(Instructions for the task):
List each line of the data that holds the word "UBOW".

[Figure data in JSON]

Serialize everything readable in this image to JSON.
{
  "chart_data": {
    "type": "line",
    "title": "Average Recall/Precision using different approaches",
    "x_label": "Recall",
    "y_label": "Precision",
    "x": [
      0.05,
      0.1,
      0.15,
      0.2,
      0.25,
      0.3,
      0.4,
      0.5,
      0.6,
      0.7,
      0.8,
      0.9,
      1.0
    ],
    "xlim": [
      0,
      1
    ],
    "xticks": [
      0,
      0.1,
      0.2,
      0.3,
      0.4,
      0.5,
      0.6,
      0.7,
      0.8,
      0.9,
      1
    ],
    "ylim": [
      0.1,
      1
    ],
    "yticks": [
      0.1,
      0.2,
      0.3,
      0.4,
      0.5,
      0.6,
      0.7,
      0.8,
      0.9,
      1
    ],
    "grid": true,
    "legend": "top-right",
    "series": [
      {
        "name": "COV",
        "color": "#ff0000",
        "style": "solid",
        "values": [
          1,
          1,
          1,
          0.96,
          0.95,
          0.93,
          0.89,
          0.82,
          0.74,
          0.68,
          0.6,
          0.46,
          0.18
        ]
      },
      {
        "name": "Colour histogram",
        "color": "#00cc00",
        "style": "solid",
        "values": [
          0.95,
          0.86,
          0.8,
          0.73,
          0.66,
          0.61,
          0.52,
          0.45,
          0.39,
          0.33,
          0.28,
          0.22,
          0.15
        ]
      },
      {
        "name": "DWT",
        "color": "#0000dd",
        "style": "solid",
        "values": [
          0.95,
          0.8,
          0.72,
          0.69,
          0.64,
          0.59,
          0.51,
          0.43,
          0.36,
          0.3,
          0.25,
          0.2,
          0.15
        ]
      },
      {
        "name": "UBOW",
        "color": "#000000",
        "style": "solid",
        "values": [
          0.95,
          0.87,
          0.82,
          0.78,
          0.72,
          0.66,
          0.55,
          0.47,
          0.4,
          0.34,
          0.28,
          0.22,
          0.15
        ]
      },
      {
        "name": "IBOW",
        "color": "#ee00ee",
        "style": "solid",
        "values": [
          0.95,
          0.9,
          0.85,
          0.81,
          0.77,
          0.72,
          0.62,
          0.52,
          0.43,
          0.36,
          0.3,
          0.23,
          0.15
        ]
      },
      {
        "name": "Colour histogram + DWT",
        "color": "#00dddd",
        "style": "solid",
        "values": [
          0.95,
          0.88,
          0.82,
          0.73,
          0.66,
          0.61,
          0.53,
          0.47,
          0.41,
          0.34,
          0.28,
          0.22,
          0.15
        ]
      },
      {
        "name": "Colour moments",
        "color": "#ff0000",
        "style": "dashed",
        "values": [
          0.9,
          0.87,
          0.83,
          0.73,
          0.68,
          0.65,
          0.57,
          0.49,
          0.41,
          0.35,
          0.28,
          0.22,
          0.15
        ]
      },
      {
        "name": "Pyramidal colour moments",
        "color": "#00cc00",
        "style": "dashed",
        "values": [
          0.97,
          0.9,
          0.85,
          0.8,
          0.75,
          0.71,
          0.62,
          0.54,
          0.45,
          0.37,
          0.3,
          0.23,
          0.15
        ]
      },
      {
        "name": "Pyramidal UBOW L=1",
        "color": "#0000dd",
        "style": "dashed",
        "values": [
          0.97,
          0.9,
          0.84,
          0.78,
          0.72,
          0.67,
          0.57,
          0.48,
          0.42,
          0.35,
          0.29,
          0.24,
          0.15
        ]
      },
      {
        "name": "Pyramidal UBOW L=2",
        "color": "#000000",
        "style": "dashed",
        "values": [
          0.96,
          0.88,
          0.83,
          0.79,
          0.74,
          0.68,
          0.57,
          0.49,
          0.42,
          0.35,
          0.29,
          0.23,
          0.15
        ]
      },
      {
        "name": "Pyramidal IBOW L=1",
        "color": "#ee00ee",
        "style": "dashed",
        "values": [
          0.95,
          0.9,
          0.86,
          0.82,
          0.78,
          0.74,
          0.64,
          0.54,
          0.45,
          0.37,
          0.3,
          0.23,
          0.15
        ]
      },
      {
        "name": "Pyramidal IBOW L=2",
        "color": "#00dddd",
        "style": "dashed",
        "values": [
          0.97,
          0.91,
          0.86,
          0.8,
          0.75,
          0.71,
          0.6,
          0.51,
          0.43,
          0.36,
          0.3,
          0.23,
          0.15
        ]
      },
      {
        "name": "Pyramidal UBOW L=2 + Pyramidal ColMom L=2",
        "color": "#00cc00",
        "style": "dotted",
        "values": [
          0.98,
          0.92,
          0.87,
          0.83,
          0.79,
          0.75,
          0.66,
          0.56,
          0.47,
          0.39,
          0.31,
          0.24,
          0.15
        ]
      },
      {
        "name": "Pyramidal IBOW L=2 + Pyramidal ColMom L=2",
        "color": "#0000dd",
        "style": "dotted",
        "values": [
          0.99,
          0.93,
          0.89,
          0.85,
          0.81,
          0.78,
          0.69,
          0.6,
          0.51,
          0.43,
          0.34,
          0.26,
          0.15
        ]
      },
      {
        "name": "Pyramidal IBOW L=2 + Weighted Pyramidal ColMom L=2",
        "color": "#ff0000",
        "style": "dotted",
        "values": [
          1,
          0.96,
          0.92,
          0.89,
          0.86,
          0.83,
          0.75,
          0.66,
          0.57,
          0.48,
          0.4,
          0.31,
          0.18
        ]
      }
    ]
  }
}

(Answer in full):
        "name": "UBOW",
        "name": "Pyramidal UBOW L=1",
        "name": "Pyramidal UBOW L=2",
        "name": "Pyramidal UBOW L=2 + Pyramidal ColMom L=2",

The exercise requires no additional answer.